— Short exercise —
Copy each line in the data that includes the word "cette".
>> BEGIN Records for the exercise
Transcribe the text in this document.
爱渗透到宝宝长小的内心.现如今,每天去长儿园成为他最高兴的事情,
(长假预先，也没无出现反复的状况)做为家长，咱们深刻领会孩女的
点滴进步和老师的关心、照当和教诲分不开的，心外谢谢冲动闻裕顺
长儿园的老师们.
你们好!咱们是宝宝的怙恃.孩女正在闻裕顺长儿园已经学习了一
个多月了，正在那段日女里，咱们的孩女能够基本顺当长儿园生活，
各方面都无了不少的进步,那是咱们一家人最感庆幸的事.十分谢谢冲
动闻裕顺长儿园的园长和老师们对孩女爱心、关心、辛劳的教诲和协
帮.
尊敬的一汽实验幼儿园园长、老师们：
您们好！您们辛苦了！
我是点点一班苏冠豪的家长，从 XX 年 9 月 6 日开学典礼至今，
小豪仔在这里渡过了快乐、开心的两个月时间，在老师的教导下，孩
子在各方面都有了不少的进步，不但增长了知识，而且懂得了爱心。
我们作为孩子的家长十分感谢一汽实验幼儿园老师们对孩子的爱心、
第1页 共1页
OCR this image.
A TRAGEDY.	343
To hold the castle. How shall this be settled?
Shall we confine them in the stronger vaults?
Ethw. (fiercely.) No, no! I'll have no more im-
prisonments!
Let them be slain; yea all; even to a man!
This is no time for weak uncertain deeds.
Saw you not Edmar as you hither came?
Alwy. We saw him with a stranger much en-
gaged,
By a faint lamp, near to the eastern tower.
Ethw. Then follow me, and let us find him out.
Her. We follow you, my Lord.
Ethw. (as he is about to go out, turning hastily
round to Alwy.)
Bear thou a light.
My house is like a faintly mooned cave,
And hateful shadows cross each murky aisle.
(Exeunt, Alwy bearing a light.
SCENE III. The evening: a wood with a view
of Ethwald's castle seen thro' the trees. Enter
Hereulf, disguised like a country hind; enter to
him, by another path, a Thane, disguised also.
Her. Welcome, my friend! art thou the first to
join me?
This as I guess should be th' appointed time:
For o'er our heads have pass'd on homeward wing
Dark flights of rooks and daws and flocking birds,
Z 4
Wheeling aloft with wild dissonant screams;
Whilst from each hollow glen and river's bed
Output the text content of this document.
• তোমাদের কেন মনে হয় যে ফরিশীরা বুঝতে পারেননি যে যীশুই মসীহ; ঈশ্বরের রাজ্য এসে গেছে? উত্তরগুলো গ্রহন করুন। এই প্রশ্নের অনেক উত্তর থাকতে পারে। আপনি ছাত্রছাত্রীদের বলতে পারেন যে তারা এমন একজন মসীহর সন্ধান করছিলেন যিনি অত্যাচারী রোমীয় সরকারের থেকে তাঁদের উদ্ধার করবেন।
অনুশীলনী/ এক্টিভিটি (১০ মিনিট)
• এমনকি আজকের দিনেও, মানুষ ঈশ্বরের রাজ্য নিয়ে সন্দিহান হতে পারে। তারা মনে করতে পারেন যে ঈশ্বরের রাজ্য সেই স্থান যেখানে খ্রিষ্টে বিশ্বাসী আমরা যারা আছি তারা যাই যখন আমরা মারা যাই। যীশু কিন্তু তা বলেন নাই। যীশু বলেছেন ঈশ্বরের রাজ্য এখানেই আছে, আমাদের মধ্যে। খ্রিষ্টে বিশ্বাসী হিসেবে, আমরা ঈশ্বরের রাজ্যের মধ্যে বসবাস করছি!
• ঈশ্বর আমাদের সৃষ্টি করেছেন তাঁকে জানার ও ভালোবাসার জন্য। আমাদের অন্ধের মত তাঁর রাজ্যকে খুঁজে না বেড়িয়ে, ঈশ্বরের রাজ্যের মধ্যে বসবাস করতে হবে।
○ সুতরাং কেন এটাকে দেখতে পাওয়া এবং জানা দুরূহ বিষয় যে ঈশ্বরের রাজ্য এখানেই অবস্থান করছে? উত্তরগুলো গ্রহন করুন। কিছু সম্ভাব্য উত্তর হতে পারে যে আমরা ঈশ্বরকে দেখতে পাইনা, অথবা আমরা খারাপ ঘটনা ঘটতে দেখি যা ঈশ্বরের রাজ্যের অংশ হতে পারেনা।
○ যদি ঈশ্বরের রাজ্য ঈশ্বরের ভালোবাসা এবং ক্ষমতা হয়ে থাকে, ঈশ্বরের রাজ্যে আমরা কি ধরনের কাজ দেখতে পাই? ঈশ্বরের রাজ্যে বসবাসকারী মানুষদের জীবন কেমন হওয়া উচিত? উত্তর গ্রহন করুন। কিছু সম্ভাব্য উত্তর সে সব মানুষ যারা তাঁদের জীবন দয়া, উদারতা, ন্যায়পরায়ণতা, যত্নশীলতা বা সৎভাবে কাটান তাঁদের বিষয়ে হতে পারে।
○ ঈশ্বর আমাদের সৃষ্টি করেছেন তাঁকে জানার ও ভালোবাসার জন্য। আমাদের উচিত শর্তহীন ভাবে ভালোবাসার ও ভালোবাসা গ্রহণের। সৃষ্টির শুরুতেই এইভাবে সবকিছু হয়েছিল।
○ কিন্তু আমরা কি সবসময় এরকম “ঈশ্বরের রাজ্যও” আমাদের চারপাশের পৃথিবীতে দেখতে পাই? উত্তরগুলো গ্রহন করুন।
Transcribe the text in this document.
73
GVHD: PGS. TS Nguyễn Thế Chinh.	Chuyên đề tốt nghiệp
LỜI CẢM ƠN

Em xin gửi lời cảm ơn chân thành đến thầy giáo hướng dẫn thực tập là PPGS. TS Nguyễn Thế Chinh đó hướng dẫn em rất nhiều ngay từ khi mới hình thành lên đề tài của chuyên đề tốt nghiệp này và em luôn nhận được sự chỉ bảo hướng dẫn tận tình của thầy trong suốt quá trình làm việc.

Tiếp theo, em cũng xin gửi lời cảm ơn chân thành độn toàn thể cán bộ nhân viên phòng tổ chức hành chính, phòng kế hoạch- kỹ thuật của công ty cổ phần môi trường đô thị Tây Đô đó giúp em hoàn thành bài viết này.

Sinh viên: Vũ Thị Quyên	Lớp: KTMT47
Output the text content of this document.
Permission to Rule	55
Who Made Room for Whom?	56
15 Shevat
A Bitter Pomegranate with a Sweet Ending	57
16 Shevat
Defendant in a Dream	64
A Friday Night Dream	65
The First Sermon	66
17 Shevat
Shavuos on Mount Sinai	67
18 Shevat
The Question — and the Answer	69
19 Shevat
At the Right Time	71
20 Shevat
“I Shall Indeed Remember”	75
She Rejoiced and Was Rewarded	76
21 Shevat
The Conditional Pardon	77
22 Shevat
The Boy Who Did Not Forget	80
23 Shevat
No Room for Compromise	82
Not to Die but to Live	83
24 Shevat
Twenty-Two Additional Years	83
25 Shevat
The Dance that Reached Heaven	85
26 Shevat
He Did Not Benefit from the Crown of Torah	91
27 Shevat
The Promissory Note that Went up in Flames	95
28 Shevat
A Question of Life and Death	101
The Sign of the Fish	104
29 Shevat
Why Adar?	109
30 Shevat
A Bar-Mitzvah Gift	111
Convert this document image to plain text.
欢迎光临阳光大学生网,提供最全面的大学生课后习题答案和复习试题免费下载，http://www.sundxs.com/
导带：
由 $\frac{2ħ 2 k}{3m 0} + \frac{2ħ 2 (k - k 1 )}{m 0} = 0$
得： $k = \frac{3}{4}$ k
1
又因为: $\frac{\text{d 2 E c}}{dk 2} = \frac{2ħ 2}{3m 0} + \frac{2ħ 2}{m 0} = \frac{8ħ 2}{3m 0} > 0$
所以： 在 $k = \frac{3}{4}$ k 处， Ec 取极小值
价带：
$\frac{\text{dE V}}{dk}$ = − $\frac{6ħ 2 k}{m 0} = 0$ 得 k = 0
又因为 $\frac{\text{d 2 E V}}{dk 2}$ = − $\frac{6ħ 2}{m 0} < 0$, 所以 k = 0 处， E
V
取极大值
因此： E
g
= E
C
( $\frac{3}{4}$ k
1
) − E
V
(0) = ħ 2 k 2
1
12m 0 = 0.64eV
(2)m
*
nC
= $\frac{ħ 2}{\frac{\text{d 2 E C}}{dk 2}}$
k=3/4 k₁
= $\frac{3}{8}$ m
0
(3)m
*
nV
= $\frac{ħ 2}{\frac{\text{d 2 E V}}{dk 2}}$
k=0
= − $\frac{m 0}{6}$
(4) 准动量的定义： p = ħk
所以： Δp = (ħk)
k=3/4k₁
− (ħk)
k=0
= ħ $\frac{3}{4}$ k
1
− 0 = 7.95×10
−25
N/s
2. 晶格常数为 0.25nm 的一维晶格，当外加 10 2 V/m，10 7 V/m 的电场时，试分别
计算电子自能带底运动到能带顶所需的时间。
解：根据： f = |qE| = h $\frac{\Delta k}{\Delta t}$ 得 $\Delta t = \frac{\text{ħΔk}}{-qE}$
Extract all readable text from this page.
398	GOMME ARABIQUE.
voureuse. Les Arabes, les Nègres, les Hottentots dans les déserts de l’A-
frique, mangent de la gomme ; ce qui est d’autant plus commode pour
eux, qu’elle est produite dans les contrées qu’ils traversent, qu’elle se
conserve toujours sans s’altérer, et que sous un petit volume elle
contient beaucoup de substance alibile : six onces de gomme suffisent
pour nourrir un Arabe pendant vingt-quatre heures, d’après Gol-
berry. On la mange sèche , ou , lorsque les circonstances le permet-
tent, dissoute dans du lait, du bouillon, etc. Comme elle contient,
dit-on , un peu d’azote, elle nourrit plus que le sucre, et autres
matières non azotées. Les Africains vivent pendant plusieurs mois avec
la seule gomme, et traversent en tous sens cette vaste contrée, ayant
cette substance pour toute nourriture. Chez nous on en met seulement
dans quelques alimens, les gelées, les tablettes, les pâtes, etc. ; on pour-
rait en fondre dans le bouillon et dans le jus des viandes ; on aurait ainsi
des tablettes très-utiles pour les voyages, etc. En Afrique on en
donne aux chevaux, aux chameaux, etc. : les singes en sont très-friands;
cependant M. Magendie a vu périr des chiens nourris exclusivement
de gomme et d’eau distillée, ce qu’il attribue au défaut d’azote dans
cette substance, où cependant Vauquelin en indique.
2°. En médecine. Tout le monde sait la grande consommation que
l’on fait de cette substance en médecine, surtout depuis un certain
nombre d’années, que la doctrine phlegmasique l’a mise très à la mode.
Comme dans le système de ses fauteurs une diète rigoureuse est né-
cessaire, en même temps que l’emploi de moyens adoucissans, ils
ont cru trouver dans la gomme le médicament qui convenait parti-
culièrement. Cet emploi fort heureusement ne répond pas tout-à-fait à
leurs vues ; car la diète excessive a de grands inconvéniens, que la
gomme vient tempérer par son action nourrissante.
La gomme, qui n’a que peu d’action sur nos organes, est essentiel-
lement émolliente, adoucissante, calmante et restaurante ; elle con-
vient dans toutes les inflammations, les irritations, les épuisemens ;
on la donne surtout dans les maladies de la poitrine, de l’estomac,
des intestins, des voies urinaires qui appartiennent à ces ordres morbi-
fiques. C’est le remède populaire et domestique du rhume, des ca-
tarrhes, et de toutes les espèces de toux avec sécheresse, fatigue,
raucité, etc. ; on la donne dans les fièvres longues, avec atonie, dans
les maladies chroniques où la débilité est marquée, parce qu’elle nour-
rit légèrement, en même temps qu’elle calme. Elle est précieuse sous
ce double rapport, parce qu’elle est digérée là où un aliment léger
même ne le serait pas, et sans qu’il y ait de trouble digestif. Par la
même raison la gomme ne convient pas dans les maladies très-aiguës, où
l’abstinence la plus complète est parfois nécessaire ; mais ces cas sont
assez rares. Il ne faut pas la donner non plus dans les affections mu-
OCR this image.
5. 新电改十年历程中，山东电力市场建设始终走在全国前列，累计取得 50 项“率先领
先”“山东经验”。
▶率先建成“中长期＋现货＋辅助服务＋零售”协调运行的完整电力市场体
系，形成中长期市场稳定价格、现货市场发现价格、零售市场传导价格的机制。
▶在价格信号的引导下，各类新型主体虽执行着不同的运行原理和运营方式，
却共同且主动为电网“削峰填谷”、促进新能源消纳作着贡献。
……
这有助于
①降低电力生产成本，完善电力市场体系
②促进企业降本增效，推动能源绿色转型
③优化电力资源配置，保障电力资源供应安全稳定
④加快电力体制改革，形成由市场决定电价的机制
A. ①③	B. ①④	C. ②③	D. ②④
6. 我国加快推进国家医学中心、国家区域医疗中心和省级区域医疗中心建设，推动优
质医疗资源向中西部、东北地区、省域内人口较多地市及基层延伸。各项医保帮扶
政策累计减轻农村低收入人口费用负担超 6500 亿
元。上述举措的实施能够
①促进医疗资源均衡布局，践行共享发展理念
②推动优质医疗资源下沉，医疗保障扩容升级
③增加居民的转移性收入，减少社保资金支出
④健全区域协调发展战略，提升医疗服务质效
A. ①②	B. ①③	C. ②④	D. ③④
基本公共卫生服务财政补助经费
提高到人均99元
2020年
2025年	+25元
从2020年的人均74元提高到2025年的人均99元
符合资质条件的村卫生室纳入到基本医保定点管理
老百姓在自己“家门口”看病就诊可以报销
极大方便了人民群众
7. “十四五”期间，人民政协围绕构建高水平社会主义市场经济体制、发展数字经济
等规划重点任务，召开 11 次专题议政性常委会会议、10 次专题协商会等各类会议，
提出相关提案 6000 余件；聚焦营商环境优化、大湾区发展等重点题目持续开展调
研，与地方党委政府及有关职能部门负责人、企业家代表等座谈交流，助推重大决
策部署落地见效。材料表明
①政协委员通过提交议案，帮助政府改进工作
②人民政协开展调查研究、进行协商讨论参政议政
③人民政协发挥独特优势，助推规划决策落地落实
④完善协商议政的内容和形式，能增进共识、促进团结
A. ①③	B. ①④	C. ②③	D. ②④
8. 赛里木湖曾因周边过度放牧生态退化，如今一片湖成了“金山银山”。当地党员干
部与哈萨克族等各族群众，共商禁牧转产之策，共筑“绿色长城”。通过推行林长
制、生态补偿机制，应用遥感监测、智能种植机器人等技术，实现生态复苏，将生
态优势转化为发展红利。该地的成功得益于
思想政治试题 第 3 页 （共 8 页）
>> END Records for the exercise
— Solution below —
la seule gomme, et traversent en tous sens cette vaste contrée, ayant
cette substance pour toute nourriture. Chez nous on en met seulement
cette substance, où cependant Vauquelin en indique.
l’on fait de cette substance en médecine, surtout depuis un certain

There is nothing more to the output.